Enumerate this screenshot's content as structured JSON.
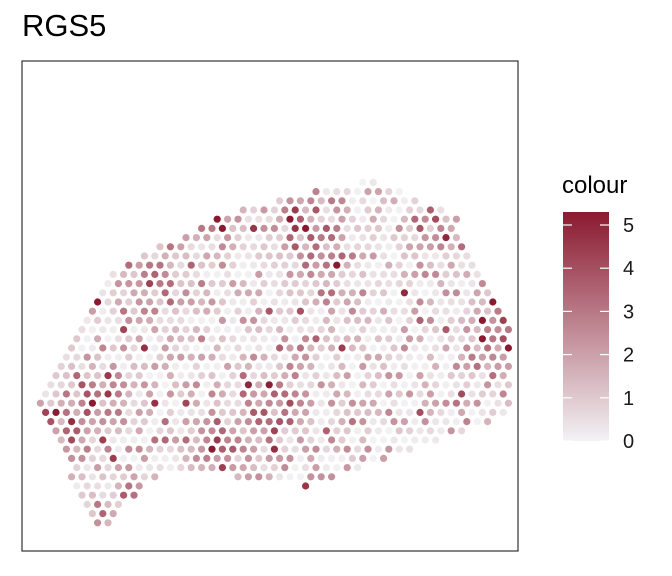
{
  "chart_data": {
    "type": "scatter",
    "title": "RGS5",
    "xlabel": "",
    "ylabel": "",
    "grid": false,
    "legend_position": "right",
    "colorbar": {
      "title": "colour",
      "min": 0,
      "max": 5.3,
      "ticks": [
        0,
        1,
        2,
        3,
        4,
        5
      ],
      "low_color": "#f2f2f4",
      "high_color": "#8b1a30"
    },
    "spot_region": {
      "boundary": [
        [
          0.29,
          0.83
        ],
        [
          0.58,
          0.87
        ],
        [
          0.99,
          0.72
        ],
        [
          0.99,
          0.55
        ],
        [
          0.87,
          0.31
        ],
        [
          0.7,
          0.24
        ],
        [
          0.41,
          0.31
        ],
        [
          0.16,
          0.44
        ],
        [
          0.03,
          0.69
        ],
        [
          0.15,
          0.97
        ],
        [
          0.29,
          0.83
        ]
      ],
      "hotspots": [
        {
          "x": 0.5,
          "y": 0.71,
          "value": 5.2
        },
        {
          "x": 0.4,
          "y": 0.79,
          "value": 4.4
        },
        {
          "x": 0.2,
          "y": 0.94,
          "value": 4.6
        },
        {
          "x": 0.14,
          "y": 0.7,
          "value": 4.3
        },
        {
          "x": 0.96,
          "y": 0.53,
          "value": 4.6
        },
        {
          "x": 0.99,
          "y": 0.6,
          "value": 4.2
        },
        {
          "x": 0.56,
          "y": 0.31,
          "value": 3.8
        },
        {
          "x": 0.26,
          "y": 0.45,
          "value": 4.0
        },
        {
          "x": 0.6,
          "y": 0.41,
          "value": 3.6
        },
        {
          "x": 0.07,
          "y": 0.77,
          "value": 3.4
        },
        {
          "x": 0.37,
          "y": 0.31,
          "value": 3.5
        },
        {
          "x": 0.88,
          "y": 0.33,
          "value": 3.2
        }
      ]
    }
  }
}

> [Short task] Leave out the pictures and give the rest of the records again exactly.

> [Correct output]
Enumerate this screenshot's content as structured JSON.
{
  "chart_data": {
    "type": "scatter",
    "title": "RGS5",
    "xlabel": "",
    "ylabel": "",
    "grid": false,
    "legend_position": "right",
    "colorbar": {
      "title": "colour",
      "min": 0,
      "max": 5.3,
      "ticks": [
        0,
        1,
        2,
        3,
        4,
        5
      ],
      "low_color": "#f2f2f4",
      "high_color": "#8b1a30"
    },
    "spot_region": {
      "boundary": [
        [
          0.29,
          0.83
        ],
        [
          0.58,
          0.87
        ],
        [
          0.99,
          0.72
        ],
        [
          0.99,
          0.55
        ],
        [
          0.87,
          0.31
        ],
        [
          0.7,
          0.24
        ],
        [
          0.41,
          0.31
        ],
        [
          0.16,
          0.44
        ],
        [
          0.03,
          0.69
        ],
        [
          0.15,
          0.97
        ],
        [
          0.29,
          0.83
        ]
      ],
      "hotspots": [
        {
          "x": 0.5,
          "y": 0.71,
          "value": 5.2
        },
        {
          "x": 0.4,
          "y": 0.79,
          "value": 4.4
        },
        {
          "x": 0.2,
          "y": 0.94,
          "value": 4.6
        },
        {
          "x": 0.14,
          "y": 0.7,
          "value": 4.3
        },
        {
          "x": 0.96,
          "y": 0.53,
          "value": 4.6
        },
        {
          "x": 0.99,
          "y": 0.6,
          "value": 4.2
        },
        {
          "x": 0.56,
          "y": 0.31,
          "value": 3.8
        },
        {
          "x": 0.26,
          "y": 0.45,
          "value": 4.0
        },
        {
          "x": 0.6,
          "y": 0.41,
          "value": 3.6
        },
        {
          "x": 0.07,
          "y": 0.77,
          "value": 3.4
        },
        {
          "x": 0.37,
          "y": 0.31,
          "value": 3.5
        },
        {
          "x": 0.88,
          "y": 0.33,
          "value": 3.2
        }
      ]
    }
  }
}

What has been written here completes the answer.